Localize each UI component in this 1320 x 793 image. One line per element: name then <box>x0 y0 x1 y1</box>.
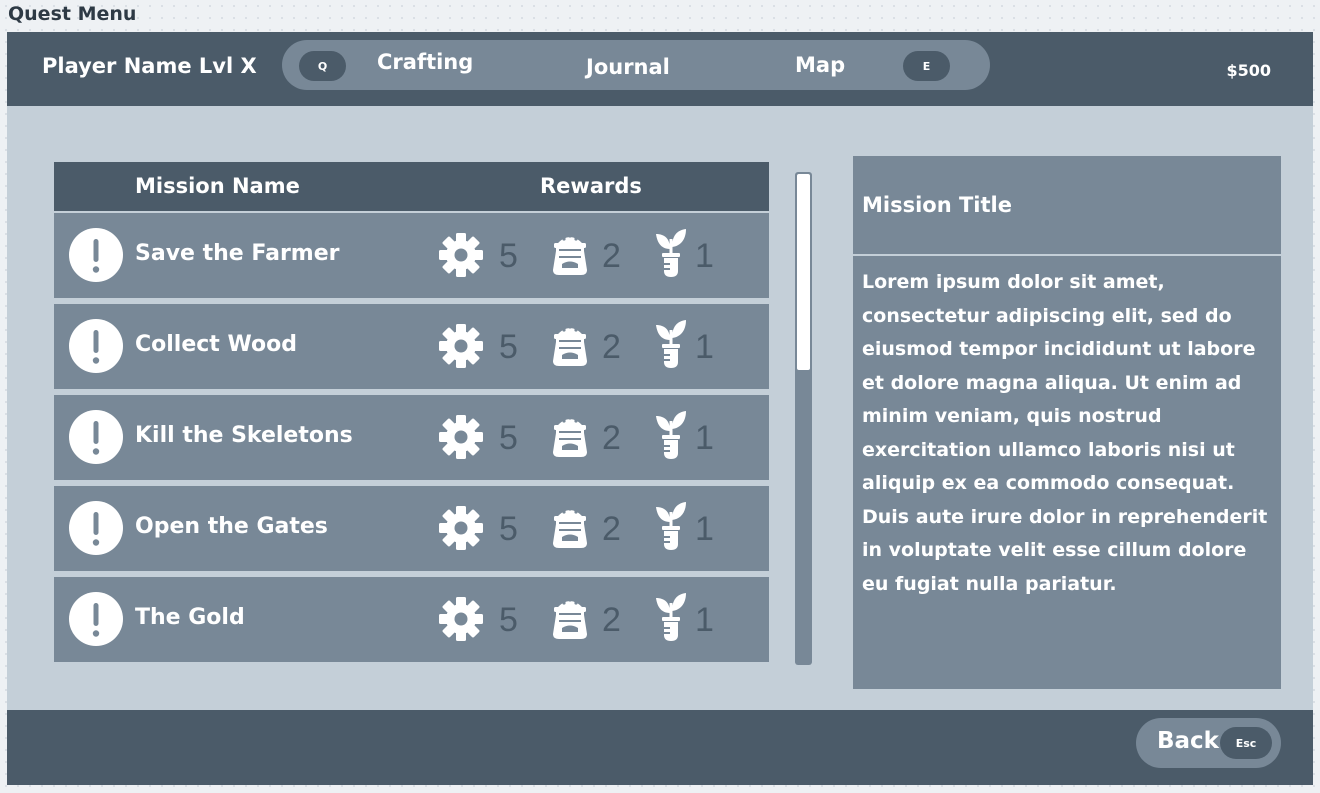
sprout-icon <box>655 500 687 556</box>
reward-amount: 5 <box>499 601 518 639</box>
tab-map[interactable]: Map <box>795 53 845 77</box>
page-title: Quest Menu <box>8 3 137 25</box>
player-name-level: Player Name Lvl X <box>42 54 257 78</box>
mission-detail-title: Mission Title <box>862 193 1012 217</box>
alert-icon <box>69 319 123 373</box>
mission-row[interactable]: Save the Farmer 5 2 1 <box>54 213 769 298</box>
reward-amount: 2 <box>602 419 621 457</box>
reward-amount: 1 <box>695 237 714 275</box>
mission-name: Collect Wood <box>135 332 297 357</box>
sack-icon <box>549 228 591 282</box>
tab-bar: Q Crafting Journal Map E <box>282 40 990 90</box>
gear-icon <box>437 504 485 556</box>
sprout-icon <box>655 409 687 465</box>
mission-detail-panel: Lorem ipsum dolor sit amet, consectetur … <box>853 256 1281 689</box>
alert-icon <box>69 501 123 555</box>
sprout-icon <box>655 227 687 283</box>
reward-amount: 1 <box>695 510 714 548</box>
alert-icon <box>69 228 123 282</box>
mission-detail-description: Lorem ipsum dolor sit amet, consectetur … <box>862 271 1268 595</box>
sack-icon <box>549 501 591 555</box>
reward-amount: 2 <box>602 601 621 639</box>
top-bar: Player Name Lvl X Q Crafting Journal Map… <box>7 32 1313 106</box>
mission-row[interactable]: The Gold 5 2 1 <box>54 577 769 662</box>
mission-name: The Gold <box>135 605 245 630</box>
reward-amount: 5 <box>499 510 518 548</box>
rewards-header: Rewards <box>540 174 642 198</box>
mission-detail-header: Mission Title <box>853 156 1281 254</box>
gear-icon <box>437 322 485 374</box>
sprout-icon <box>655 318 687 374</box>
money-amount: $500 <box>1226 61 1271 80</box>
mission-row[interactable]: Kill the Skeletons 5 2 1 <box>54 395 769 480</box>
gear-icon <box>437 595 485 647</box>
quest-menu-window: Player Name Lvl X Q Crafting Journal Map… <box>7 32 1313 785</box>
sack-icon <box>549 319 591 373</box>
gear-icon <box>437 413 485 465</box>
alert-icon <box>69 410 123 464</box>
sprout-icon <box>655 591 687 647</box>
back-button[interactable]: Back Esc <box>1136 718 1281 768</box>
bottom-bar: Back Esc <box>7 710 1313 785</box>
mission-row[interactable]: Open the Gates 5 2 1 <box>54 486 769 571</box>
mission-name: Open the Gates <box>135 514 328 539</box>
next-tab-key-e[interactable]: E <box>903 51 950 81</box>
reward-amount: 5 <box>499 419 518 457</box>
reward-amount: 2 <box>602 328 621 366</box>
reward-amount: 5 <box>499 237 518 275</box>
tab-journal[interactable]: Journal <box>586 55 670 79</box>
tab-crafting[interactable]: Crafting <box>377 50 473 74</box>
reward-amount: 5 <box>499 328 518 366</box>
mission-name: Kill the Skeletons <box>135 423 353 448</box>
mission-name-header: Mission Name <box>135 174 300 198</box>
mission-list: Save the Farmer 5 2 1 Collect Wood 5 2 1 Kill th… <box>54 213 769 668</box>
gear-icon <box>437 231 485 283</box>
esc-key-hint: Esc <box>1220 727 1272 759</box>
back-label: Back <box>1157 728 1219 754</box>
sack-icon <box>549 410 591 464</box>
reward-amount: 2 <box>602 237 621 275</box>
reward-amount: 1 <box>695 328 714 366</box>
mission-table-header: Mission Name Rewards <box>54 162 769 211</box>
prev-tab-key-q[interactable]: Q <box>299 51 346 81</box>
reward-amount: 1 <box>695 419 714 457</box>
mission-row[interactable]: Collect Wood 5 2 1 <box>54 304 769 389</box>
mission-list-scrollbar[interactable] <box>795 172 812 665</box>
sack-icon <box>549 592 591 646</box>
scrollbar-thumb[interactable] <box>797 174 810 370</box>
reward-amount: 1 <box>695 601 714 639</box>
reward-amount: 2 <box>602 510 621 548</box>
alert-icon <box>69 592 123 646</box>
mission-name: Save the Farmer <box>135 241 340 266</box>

...

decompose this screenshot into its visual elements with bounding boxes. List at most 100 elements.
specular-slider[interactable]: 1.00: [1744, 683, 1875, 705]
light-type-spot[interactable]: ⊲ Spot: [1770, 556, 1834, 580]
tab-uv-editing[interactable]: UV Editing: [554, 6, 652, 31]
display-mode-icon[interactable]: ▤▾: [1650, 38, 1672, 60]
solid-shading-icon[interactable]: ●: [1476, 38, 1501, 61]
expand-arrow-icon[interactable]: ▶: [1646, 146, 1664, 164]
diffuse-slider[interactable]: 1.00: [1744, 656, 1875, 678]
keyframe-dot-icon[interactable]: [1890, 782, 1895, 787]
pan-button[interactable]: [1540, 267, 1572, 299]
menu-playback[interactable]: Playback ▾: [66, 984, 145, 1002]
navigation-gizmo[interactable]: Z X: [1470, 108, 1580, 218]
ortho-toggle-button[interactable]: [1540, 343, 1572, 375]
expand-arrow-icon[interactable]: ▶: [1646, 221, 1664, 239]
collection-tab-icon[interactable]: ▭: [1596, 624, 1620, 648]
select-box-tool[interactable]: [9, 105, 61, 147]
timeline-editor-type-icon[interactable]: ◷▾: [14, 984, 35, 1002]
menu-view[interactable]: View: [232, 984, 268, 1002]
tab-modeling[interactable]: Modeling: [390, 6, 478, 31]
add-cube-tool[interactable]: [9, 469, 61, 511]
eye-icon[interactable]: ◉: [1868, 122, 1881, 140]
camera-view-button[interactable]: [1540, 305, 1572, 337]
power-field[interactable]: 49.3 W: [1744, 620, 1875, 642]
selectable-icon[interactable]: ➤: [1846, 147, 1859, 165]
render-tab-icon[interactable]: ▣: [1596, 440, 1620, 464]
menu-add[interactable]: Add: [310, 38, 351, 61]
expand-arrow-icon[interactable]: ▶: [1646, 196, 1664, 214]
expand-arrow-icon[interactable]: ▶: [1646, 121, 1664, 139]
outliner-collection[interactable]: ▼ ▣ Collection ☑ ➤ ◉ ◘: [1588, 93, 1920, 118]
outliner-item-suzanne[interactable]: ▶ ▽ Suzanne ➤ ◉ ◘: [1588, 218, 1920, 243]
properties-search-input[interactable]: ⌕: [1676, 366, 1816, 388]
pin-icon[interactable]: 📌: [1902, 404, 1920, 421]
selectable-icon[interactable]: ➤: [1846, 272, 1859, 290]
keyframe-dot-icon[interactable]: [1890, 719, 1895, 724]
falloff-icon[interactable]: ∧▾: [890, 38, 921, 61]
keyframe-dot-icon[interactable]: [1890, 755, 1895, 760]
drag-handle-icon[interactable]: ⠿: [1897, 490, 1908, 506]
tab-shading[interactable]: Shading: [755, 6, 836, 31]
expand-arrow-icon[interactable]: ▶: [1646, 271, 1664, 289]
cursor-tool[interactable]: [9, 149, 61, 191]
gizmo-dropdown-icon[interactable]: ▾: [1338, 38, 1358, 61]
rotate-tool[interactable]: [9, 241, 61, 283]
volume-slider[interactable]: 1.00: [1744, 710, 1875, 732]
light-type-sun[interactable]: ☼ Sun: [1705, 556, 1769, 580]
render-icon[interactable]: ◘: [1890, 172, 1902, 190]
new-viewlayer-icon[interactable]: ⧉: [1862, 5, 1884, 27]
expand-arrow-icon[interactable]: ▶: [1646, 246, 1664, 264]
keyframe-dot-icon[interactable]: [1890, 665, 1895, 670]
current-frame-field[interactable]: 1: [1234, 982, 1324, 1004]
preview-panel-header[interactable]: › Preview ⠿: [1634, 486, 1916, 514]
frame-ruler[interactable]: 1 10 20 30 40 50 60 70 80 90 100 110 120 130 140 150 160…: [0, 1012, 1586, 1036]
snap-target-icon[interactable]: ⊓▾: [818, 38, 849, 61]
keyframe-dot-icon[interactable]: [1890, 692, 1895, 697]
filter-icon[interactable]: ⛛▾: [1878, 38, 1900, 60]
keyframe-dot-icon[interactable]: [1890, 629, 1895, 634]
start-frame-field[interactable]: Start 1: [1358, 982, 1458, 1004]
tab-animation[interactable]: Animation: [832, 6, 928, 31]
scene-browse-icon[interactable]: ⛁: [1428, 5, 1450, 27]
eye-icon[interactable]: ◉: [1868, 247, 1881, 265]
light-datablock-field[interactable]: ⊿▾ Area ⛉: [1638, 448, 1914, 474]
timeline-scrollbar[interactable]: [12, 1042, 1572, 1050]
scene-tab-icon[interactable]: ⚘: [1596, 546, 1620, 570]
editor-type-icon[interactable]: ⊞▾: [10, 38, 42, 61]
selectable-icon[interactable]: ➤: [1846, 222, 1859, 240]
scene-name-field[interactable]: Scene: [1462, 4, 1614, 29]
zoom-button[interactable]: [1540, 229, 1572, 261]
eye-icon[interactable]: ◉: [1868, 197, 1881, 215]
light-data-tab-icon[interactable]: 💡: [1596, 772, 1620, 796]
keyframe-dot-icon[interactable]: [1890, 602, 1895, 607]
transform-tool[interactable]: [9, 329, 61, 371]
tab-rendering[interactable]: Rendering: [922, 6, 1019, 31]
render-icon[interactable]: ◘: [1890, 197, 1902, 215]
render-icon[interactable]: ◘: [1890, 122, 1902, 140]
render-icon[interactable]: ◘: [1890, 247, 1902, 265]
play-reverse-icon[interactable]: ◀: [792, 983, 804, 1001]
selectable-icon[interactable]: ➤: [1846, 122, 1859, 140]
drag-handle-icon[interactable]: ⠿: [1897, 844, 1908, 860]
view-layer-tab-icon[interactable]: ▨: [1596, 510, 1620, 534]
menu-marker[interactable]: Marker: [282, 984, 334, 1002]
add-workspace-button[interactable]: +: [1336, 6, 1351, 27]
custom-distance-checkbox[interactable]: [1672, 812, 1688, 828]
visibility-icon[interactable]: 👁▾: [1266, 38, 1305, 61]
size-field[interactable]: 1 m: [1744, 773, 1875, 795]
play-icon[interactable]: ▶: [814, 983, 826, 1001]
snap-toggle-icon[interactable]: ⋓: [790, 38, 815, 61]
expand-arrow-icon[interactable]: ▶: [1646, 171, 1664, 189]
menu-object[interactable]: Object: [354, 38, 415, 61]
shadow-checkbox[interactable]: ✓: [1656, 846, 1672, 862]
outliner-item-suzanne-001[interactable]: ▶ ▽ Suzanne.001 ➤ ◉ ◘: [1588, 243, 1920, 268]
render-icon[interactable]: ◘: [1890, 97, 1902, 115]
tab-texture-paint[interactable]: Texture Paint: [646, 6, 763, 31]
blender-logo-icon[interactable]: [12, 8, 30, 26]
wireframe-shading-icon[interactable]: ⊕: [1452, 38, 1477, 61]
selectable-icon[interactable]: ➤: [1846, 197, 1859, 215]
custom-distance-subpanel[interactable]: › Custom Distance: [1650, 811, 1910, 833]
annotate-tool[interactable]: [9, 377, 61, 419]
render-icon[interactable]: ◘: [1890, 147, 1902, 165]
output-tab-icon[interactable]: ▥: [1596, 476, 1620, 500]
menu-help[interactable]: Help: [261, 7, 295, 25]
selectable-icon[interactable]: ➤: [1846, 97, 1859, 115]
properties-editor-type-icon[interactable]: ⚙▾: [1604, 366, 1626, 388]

*Goal of the exercise*
Reproduce, unchanged, the part of the entries that opens with the line containing "sprout-icon <box>655 500 687 556</box>" and closes with the line containing "sack-icon <box>549 228 591 282</box>", including both of those lines.

*Response below*
sprout-icon <box>655 500 687 556</box>
reward-amount: 5 <box>499 601 518 639</box>
tab-map[interactable]: Map <box>795 53 845 77</box>
page-title: Quest Menu <box>8 3 137 25</box>
player-name-level: Player Name Lvl X <box>42 54 257 78</box>
mission-detail-title: Mission Title <box>862 193 1012 217</box>
alert-icon <box>69 319 123 373</box>
mission-row[interactable]: Save the Farmer 5 2 1 <box>54 213 769 298</box>
reward-amount: 2 <box>602 419 621 457</box>
reward-amount: 1 <box>695 237 714 275</box>
mission-name: Collect Wood <box>135 332 297 357</box>
sack-icon <box>549 228 591 282</box>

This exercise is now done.